Task requirements:
Using the material below, copy every line where "Contagem" appears.

Supplied information:

== == ==

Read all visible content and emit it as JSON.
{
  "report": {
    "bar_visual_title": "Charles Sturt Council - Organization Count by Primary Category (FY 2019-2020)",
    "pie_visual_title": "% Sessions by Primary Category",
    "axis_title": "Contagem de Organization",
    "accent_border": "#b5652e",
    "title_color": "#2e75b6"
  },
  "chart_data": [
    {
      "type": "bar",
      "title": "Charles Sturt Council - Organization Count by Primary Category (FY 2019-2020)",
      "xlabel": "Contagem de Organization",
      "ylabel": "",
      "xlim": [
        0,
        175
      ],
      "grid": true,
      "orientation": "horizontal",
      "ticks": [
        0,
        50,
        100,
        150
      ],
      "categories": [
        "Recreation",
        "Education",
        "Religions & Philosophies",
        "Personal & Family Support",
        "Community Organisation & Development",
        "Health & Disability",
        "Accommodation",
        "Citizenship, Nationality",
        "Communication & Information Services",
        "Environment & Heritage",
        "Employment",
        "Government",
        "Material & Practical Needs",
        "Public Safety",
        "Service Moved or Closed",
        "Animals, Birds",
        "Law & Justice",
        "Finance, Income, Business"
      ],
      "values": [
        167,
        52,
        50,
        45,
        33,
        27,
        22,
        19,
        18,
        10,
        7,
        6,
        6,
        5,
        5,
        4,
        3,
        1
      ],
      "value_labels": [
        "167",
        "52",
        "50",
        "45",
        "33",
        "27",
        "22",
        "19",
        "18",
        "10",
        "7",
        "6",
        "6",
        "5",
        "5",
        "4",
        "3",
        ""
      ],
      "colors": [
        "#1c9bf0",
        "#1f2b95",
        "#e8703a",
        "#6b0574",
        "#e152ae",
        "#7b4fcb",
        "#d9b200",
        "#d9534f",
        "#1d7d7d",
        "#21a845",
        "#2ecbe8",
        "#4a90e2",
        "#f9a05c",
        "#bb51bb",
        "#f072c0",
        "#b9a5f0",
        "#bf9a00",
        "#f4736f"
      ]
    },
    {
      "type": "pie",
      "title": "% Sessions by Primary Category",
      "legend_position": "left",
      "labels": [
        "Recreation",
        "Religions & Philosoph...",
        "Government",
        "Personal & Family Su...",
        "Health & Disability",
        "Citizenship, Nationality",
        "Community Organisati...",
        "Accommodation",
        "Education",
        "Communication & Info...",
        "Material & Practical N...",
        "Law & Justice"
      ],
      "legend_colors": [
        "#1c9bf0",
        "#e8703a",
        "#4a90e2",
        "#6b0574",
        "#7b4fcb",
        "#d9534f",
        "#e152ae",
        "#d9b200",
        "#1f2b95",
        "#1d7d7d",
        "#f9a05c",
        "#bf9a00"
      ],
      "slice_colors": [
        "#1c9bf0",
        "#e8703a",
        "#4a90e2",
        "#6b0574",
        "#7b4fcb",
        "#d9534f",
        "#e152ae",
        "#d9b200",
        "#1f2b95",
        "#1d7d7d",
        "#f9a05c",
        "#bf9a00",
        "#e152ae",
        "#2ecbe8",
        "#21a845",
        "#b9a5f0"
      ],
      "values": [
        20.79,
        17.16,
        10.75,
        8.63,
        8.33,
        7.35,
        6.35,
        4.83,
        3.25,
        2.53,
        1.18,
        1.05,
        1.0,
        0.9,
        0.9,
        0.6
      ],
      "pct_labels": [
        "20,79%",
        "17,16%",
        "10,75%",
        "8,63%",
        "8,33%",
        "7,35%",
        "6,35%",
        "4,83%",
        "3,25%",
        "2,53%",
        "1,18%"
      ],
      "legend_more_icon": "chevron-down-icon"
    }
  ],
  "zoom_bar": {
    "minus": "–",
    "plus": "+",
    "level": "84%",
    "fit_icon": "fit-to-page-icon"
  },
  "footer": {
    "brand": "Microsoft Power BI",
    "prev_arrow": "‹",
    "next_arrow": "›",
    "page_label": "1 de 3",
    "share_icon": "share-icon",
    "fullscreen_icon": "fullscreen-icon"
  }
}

== == ==

Task answer:
    "axis_title": "Contagem de Organization",
      "xlabel": "Contagem de Organization",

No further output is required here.